--- START Data listing ---
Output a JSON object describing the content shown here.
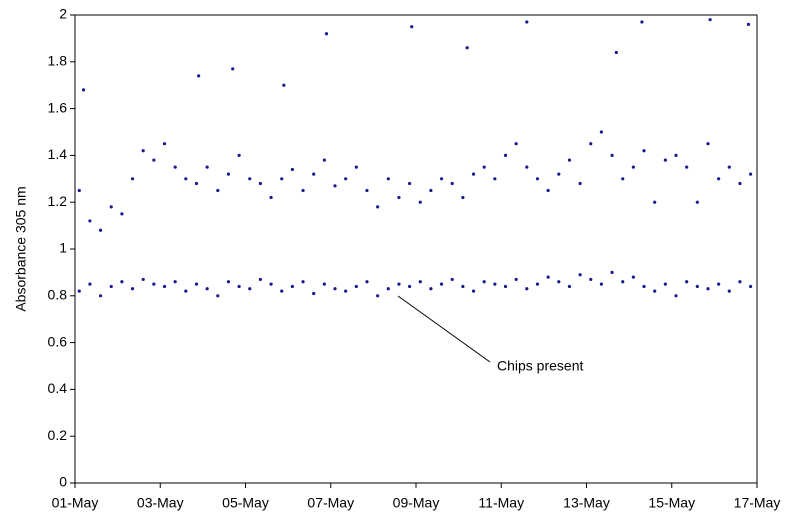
{
  "chart_data": {
    "type": "scatter",
    "y_label": "Absorbance 305 nm",
    "annotation": "Chips present",
    "color": "#1a1a8c",
    "xlim": [
      0,
      16
    ],
    "ylim": [
      0,
      2
    ],
    "xticks": [
      {
        "value": 0,
        "label": "01-May"
      },
      {
        "value": 2,
        "label": "03-May"
      },
      {
        "value": 4,
        "label": "05-May"
      },
      {
        "value": 6,
        "label": "07-May"
      },
      {
        "value": 8,
        "label": "09-May"
      },
      {
        "value": 10,
        "label": "11-May"
      },
      {
        "value": 12,
        "label": "13-May"
      },
      {
        "value": 14,
        "label": "15-May"
      },
      {
        "value": 16,
        "label": "17-May"
      }
    ],
    "yticks": [
      0,
      0.2,
      0.4,
      0.6,
      0.8,
      1,
      1.2,
      1.4,
      1.6,
      1.8,
      2
    ],
    "grid": false,
    "x": [
      0.1,
      0.35,
      0.6,
      0.85,
      1.1,
      1.35,
      1.6,
      1.85,
      2.1,
      2.35,
      2.6,
      2.85,
      3.1,
      3.35,
      3.6,
      3.85,
      4.1,
      4.35,
      4.6,
      4.85,
      5.1,
      5.35,
      5.6,
      5.85,
      6.1,
      6.35,
      6.6,
      6.85,
      7.1,
      7.35,
      7.6,
      7.85,
      8.1,
      8.35,
      8.6,
      8.85,
      9.1,
      9.35,
      9.6,
      9.85,
      10.1,
      10.35,
      10.6,
      10.85,
      11.1,
      11.35,
      11.6,
      11.85,
      12.1,
      12.35,
      12.6,
      12.85,
      13.1,
      13.35,
      13.6,
      13.85,
      14.1,
      14.35,
      14.6,
      14.85,
      15.1,
      15.35,
      15.6,
      15.85,
      0.1,
      0.35,
      0.6,
      0.85,
      1.1,
      1.35,
      1.6,
      1.85,
      2.1,
      2.35,
      2.6,
      2.85,
      3.1,
      3.35,
      3.6,
      3.85,
      4.1,
      4.35,
      4.6,
      4.85,
      5.1,
      5.35,
      5.6,
      5.85,
      6.1,
      6.35,
      6.6,
      6.85,
      7.1,
      7.35,
      7.6,
      7.85,
      8.1,
      8.35,
      8.6,
      8.85,
      9.1,
      9.35,
      9.6,
      9.85,
      10.1,
      10.35,
      10.6,
      10.85,
      11.1,
      11.35,
      11.6,
      11.85,
      12.1,
      12.35,
      12.6,
      12.85,
      13.1,
      13.35,
      13.6,
      13.85,
      14.1,
      14.35,
      14.6,
      14.85,
      15.1,
      15.35,
      15.6,
      15.85,
      0.2,
      2.9,
      3.7,
      5.9,
      7.9,
      10.6,
      12.7,
      13.3,
      14.9,
      15.8,
      9.2,
      4.9
    ],
    "values": [
      1.25,
      1.12,
      1.08,
      1.18,
      1.15,
      1.3,
      1.42,
      1.38,
      1.45,
      1.35,
      1.3,
      1.28,
      1.35,
      1.25,
      1.32,
      1.4,
      1.3,
      1.28,
      1.22,
      1.3,
      1.34,
      1.25,
      1.32,
      1.38,
      1.27,
      1.3,
      1.35,
      1.25,
      1.18,
      1.3,
      1.22,
      1.28,
      1.2,
      1.25,
      1.3,
      1.28,
      1.22,
      1.32,
      1.35,
      1.3,
      1.4,
      1.45,
      1.35,
      1.3,
      1.25,
      1.32,
      1.38,
      1.28,
      1.45,
      1.5,
      1.4,
      1.3,
      1.35,
      1.42,
      1.2,
      1.38,
      1.4,
      1.35,
      1.2,
      1.45,
      1.3,
      1.35,
      1.28,
      1.32,
      0.82,
      0.85,
      0.8,
      0.84,
      0.86,
      0.83,
      0.87,
      0.85,
      0.84,
      0.86,
      0.82,
      0.85,
      0.83,
      0.8,
      0.86,
      0.84,
      0.83,
      0.87,
      0.85,
      0.82,
      0.84,
      0.86,
      0.81,
      0.85,
      0.83,
      0.82,
      0.84,
      0.86,
      0.8,
      0.83,
      0.85,
      0.84,
      0.86,
      0.83,
      0.85,
      0.87,
      0.84,
      0.82,
      0.86,
      0.85,
      0.84,
      0.87,
      0.83,
      0.85,
      0.88,
      0.86,
      0.84,
      0.89,
      0.87,
      0.85,
      0.9,
      0.86,
      0.88,
      0.84,
      0.82,
      0.85,
      0.8,
      0.86,
      0.84,
      0.83,
      0.85,
      0.82,
      0.86,
      0.84,
      1.68,
      1.74,
      1.77,
      1.92,
      1.95,
      1.97,
      1.84,
      1.97,
      1.98,
      1.96,
      1.86,
      1.7
    ]
  }
}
--- END Data listing ---
Task instructions - All the lines above are to be given again exactly as they read, with the pictures removed.

Solved exercise -
Output a JSON object describing the content shown here.
{
  "chart_data": {
    "type": "scatter",
    "y_label": "Absorbance 305 nm",
    "annotation": "Chips present",
    "color": "#1a1a8c",
    "xlim": [
      0,
      16
    ],
    "ylim": [
      0,
      2
    ],
    "xticks": [
      {
        "value": 0,
        "label": "01-May"
      },
      {
        "value": 2,
        "label": "03-May"
      },
      {
        "value": 4,
        "label": "05-May"
      },
      {
        "value": 6,
        "label": "07-May"
      },
      {
        "value": 8,
        "label": "09-May"
      },
      {
        "value": 10,
        "label": "11-May"
      },
      {
        "value": 12,
        "label": "13-May"
      },
      {
        "value": 14,
        "label": "15-May"
      },
      {
        "value": 16,
        "label": "17-May"
      }
    ],
    "yticks": [
      0,
      0.2,
      0.4,
      0.6,
      0.8,
      1,
      1.2,
      1.4,
      1.6,
      1.8,
      2
    ],
    "grid": false,
    "x": [
      0.1,
      0.35,
      0.6,
      0.85,
      1.1,
      1.35,
      1.6,
      1.85,
      2.1,
      2.35,
      2.6,
      2.85,
      3.1,
      3.35,
      3.6,
      3.85,
      4.1,
      4.35,
      4.6,
      4.85,
      5.1,
      5.35,
      5.6,
      5.85,
      6.1,
      6.35,
      6.6,
      6.85,
      7.1,
      7.35,
      7.6,
      7.85,
      8.1,
      8.35,
      8.6,
      8.85,
      9.1,
      9.35,
      9.6,
      9.85,
      10.1,
      10.35,
      10.6,
      10.85,
      11.1,
      11.35,
      11.6,
      11.85,
      12.1,
      12.35,
      12.6,
      12.85,
      13.1,
      13.35,
      13.6,
      13.85,
      14.1,
      14.35,
      14.6,
      14.85,
      15.1,
      15.35,
      15.6,
      15.85,
      0.1,
      0.35,
      0.6,
      0.85,
      1.1,
      1.35,
      1.6,
      1.85,
      2.1,
      2.35,
      2.6,
      2.85,
      3.1,
      3.35,
      3.6,
      3.85,
      4.1,
      4.35,
      4.6,
      4.85,
      5.1,
      5.35,
      5.6,
      5.85,
      6.1,
      6.35,
      6.6,
      6.85,
      7.1,
      7.35,
      7.6,
      7.85,
      8.1,
      8.35,
      8.6,
      8.85,
      9.1,
      9.35,
      9.6,
      9.85,
      10.1,
      10.35,
      10.6,
      10.85,
      11.1,
      11.35,
      11.6,
      11.85,
      12.1,
      12.35,
      12.6,
      12.85,
      13.1,
      13.35,
      13.6,
      13.85,
      14.1,
      14.35,
      14.6,
      14.85,
      15.1,
      15.35,
      15.6,
      15.85,
      0.2,
      2.9,
      3.7,
      5.9,
      7.9,
      10.6,
      12.7,
      13.3,
      14.9,
      15.8,
      9.2,
      4.9
    ],
    "values": [
      1.25,
      1.12,
      1.08,
      1.18,
      1.15,
      1.3,
      1.42,
      1.38,
      1.45,
      1.35,
      1.3,
      1.28,
      1.35,
      1.25,
      1.32,
      1.4,
      1.3,
      1.28,
      1.22,
      1.3,
      1.34,
      1.25,
      1.32,
      1.38,
      1.27,
      1.3,
      1.35,
      1.25,
      1.18,
      1.3,
      1.22,
      1.28,
      1.2,
      1.25,
      1.3,
      1.28,
      1.22,
      1.32,
      1.35,
      1.3,
      1.4,
      1.45,
      1.35,
      1.3,
      1.25,
      1.32,
      1.38,
      1.28,
      1.45,
      1.5,
      1.4,
      1.3,
      1.35,
      1.42,
      1.2,
      1.38,
      1.4,
      1.35,
      1.2,
      1.45,
      1.3,
      1.35,
      1.28,
      1.32,
      0.82,
      0.85,
      0.8,
      0.84,
      0.86,
      0.83,
      0.87,
      0.85,
      0.84,
      0.86,
      0.82,
      0.85,
      0.83,
      0.8,
      0.86,
      0.84,
      0.83,
      0.87,
      0.85,
      0.82,
      0.84,
      0.86,
      0.81,
      0.85,
      0.83,
      0.82,
      0.84,
      0.86,
      0.8,
      0.83,
      0.85,
      0.84,
      0.86,
      0.83,
      0.85,
      0.87,
      0.84,
      0.82,
      0.86,
      0.85,
      0.84,
      0.87,
      0.83,
      0.85,
      0.88,
      0.86,
      0.84,
      0.89,
      0.87,
      0.85,
      0.9,
      0.86,
      0.88,
      0.84,
      0.82,
      0.85,
      0.8,
      0.86,
      0.84,
      0.83,
      0.85,
      0.82,
      0.86,
      0.84,
      1.68,
      1.74,
      1.77,
      1.92,
      1.95,
      1.97,
      1.84,
      1.97,
      1.98,
      1.96,
      1.86,
      1.7
    ]
  }
}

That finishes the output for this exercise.